------ Estratto del documento
Invece dell'area santuaria pagana, gli scavi hanno restituito molti oggetti della vita quotidiana che si svolgeva all'interno del "recinto sacro". Tra questi una statuina in bronzo, raffigurante un'affascinante giovane donna con in mano una "Anas Clypeata", un uccello acquatico migrante che segnava l'alternarsi delle stagioni e quindi il riferimento ad un'area umida presente nelle vicinanze.
La figura femminile è posta su di un podio recante l'iscrizione in osco seguente:
Trebis Dekkiis fa realizzare e regala la statua alla dea per grazia ricevuta. La dea però non viene menzionata, relegando il suo nome al semplice termine " DEVAI".
------------
------ Righe fornite
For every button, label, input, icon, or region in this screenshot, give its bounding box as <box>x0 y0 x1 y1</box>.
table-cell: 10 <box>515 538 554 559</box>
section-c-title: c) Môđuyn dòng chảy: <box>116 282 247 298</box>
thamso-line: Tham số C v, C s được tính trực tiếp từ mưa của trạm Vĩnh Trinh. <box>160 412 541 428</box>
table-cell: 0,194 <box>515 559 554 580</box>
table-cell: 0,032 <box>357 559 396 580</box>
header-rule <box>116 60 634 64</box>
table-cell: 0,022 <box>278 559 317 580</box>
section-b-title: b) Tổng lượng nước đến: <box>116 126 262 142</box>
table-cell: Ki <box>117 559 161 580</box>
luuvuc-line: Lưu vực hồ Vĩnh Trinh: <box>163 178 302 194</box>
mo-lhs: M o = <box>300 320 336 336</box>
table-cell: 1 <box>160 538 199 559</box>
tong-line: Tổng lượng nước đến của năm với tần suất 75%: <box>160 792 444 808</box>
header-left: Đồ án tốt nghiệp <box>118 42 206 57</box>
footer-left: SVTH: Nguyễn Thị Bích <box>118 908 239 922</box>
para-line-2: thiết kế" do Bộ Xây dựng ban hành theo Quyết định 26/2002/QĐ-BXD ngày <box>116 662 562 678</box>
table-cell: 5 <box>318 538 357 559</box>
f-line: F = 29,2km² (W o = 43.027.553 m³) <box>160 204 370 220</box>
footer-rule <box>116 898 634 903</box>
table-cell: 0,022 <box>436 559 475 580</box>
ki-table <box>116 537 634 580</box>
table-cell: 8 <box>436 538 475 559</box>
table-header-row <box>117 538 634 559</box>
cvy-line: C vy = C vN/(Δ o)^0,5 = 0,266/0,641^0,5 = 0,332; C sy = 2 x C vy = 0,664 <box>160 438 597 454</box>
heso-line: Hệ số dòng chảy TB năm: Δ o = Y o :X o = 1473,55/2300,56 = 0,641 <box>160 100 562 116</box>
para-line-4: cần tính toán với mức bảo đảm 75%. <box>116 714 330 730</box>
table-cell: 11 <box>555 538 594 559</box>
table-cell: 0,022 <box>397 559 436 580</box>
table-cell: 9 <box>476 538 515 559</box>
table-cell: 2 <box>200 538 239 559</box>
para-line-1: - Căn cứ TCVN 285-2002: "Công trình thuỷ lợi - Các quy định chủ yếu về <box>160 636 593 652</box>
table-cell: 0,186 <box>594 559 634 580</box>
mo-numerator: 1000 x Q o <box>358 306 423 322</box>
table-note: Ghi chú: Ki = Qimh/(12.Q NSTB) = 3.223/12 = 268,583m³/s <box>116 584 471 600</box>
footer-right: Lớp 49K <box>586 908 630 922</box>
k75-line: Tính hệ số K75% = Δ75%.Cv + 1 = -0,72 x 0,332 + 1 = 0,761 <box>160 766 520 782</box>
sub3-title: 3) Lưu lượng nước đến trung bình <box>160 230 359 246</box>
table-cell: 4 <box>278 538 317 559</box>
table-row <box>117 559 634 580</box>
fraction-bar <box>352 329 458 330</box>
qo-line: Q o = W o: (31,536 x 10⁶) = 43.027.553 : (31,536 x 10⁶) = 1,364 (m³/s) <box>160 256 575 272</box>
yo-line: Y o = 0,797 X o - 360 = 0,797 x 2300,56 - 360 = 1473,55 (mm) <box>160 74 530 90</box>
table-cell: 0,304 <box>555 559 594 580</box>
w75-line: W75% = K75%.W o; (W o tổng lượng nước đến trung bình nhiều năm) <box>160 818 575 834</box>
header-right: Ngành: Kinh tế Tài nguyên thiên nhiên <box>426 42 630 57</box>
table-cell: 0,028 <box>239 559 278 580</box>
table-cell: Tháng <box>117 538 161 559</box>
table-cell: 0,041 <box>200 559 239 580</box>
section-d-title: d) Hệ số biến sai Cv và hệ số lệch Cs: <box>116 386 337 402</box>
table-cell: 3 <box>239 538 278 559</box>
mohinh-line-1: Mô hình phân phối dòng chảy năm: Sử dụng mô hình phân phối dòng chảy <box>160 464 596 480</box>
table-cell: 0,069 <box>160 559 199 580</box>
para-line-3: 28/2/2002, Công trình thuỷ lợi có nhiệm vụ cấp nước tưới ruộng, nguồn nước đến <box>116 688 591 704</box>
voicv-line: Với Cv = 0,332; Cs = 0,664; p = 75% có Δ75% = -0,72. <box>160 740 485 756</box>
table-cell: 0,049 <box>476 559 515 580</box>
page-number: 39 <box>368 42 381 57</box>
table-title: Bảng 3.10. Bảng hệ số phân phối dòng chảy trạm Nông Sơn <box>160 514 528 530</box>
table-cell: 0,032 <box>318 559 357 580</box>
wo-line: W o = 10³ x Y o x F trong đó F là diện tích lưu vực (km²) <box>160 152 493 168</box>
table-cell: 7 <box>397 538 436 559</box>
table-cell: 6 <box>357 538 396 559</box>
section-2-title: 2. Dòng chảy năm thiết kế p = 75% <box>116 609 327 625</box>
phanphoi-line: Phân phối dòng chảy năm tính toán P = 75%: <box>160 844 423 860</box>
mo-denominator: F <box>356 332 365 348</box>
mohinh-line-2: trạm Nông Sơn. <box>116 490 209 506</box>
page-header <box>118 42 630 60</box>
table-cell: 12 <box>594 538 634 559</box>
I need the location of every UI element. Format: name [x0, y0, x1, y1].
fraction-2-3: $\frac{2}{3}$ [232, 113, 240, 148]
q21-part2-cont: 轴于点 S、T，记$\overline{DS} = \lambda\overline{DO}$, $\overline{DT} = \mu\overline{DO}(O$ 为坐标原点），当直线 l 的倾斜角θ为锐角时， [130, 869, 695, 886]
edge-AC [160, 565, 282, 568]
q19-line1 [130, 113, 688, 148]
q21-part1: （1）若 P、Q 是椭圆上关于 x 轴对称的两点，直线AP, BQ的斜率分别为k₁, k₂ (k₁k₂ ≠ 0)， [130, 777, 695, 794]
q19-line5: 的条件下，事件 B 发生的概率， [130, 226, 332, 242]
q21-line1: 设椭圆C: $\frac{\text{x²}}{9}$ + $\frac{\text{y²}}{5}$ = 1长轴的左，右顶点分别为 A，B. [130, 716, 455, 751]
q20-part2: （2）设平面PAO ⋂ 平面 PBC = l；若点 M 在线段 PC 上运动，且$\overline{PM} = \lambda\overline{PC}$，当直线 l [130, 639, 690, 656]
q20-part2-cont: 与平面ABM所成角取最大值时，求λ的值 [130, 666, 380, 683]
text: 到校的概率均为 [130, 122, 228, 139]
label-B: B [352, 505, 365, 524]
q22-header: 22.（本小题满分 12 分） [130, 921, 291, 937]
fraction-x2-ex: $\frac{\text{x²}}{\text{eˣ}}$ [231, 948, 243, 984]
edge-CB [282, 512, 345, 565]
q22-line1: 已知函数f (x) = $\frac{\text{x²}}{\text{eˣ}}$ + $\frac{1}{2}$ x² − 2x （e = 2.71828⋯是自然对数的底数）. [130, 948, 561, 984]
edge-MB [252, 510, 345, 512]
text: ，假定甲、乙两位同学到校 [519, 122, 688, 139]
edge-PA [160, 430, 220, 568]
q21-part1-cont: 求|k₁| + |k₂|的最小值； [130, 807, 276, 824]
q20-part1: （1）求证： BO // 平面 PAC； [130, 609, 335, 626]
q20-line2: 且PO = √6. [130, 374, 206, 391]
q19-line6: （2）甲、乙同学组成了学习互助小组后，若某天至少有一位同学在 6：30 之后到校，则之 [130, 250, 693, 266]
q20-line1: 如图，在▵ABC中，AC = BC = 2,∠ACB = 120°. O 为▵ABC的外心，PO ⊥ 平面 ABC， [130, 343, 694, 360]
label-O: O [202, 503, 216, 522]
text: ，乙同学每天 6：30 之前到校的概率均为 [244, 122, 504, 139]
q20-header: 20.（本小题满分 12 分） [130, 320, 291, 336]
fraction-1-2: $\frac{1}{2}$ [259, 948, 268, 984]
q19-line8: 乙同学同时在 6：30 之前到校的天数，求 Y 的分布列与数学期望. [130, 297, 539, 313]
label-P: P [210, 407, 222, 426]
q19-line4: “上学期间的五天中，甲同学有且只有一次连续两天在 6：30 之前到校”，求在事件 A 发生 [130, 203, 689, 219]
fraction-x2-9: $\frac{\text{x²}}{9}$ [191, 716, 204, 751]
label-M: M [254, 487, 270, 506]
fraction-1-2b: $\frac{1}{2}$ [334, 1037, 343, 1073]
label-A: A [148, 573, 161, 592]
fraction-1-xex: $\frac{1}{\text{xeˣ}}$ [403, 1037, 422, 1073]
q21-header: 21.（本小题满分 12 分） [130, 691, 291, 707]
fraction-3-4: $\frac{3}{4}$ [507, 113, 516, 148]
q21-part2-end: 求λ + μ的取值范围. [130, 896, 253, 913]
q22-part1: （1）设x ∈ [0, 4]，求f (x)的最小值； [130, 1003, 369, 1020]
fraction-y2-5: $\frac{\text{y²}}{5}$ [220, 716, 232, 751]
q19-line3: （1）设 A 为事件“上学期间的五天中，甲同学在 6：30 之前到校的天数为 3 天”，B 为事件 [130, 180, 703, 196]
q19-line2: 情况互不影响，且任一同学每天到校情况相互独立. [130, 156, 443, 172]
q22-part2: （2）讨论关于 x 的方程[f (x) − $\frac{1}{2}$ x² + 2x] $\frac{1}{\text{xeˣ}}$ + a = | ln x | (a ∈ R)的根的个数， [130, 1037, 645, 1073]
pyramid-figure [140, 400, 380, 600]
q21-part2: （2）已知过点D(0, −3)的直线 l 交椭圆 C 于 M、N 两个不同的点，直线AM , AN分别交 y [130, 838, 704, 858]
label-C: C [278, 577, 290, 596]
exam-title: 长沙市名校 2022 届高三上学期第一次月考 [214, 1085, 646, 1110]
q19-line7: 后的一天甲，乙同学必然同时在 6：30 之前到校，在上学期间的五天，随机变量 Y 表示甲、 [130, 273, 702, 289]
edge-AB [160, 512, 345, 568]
------------
Cosa farai.
a) Nel brano sulla statuina in bronzo, chi fa realizzare la statua e la regala alla dea?
b) Estrai dal brano sulla statuina in bronzo il tratto che va da "Invece dell'area santuaria" fino a "presente nelle vicinanze.".
Le righe non servono per svolgere il lavoro.

Risposte.
a) Trebis Dekkiis.

b)
Invece dell'area santuaria pagana, gli scavi hanno restituito molti oggetti della vita quotidiana che si svolgeva all'interno del "recinto sacro". Tra questi una statuina in bronzo, raffigurante un'affascinante giovane donna con in mano una "Anas Clypeata", un uccello acquatico migrante che segnava l'alternarsi delle stagioni e quindi il riferimento ad un'area umida presente nelle vicinanze.